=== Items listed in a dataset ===
⟨
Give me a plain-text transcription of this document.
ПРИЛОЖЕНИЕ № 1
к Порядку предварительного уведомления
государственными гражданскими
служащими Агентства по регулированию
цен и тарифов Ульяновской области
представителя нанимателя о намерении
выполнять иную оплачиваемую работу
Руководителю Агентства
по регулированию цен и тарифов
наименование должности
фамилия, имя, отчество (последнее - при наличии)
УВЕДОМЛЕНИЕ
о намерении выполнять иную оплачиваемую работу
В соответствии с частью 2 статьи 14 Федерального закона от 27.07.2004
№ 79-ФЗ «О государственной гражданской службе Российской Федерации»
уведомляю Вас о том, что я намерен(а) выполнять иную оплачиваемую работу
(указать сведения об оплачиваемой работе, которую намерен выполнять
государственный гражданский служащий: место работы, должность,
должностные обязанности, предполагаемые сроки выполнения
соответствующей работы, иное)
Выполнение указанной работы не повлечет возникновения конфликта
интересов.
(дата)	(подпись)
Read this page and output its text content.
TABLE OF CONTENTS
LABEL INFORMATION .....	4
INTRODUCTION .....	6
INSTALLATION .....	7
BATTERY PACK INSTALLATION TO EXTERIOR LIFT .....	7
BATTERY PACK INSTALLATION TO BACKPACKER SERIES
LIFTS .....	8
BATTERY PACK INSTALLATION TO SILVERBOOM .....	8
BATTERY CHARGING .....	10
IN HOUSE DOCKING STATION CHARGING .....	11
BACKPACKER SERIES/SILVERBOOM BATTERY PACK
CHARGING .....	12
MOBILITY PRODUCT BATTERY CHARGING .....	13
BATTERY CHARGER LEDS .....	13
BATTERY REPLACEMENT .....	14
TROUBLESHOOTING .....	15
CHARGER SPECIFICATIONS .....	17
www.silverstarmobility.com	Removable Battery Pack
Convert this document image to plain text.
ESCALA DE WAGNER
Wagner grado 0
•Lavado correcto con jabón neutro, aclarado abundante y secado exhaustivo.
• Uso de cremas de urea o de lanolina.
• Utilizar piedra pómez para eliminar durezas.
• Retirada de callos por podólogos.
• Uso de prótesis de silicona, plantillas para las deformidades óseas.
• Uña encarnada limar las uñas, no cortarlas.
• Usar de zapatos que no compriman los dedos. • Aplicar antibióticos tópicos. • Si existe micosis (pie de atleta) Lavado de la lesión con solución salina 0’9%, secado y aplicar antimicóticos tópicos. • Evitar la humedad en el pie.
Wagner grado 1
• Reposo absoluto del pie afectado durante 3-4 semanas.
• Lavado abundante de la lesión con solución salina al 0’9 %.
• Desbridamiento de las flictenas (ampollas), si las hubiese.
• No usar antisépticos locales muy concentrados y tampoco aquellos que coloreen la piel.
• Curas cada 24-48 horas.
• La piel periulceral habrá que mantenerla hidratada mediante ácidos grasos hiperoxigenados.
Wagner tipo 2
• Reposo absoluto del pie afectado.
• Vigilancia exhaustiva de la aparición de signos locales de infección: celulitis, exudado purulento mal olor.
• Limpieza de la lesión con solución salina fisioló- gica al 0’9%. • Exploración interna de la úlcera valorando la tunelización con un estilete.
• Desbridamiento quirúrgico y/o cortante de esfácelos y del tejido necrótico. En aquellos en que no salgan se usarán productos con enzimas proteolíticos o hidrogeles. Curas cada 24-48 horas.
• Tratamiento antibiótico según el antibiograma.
⟩
=== AIM ===
Write out every record, exactly as written.

=== EXERCISE OUTPUT ===
Give me a plain-text transcription of this document.
ПРИЛОЖЕНИЕ № 1
к Порядку предварительного уведомления
государственными гражданскими
служащими Агентства по регулированию
цен и тарифов Ульяновской области
представителя нанимателя о намерении
выполнять иную оплачиваемую работу
Руководителю Агентства
по регулированию цен и тарифов
наименование должности
фамилия, имя, отчество (последнее - при наличии)
УВЕДОМЛЕНИЕ
о намерении выполнять иную оплачиваемую работу
В соответствии с частью 2 статьи 14 Федерального закона от 27.07.2004
№ 79-ФЗ «О государственной гражданской службе Российской Федерации»
уведомляю Вас о том, что я намерен(а) выполнять иную оплачиваемую работу
(указать сведения об оплачиваемой работе, которую намерен выполнять
государственный гражданский служащий: место работы, должность,
должностные обязанности, предполагаемые сроки выполнения
соответствующей работы, иное)
Выполнение указанной работы не повлечет возникновения конфликта
интересов.
(дата)	(подпись)
Read this page and output its text content.
TABLE OF CONTENTS
LABEL INFORMATION .....	4
INTRODUCTION .....	6
INSTALLATION .....	7
BATTERY PACK INSTALLATION TO EXTERIOR LIFT .....	7
BATTERY PACK INSTALLATION TO BACKPACKER SERIES
LIFTS .....	8
BATTERY PACK INSTALLATION TO SILVERBOOM .....	8
BATTERY CHARGING .....	10
IN HOUSE DOCKING STATION CHARGING .....	11
BACKPACKER SERIES/SILVERBOOM BATTERY PACK
CHARGING .....	12
MOBILITY PRODUCT BATTERY CHARGING .....	13
BATTERY CHARGER LEDS .....	13
BATTERY REPLACEMENT .....	14
TROUBLESHOOTING .....	15
CHARGER SPECIFICATIONS .....	17
www.silverstarmobility.com	Removable Battery Pack
Convert this document image to plain text.
ESCALA DE WAGNER
Wagner grado 0
•Lavado correcto con jabón neutro, aclarado abundante y secado exhaustivo.
• Uso de cremas de urea o de lanolina.
• Utilizar piedra pómez para eliminar durezas.
• Retirada de callos por podólogos.
• Uso de prótesis de silicona, plantillas para las deformidades óseas.
• Uña encarnada limar las uñas, no cortarlas.
• Usar de zapatos que no compriman los dedos. • Aplicar antibióticos tópicos. • Si existe micosis (pie de atleta) Lavado de la lesión con solución salina 0’9%, secado y aplicar antimicóticos tópicos. • Evitar la humedad en el pie.
Wagner grado 1
• Reposo absoluto del pie afectado durante 3-4 semanas.
• Lavado abundante de la lesión con solución salina al 0’9 %.
• Desbridamiento de las flictenas (ampollas), si las hubiese.
• No usar antisépticos locales muy concentrados y tampoco aquellos que coloreen la piel.
• Curas cada 24-48 horas.
• La piel periulceral habrá que mantenerla hidratada mediante ácidos grasos hiperoxigenados.
Wagner tipo 2
• Reposo absoluto del pie afectado.
• Vigilancia exhaustiva de la aparición de signos locales de infección: celulitis, exudado purulento mal olor.
• Limpieza de la lesión con solución salina fisioló- gica al 0’9%. • Exploración interna de la úlcera valorando la tunelización con un estilete.
• Desbridamiento quirúrgico y/o cortante de esfácelos y del tejido necrótico. En aquellos en que no salgan se usarán productos con enzimas proteolíticos o hidrogeles. Curas cada 24-48 horas.
• Tratamiento antibiótico según el antibiograma.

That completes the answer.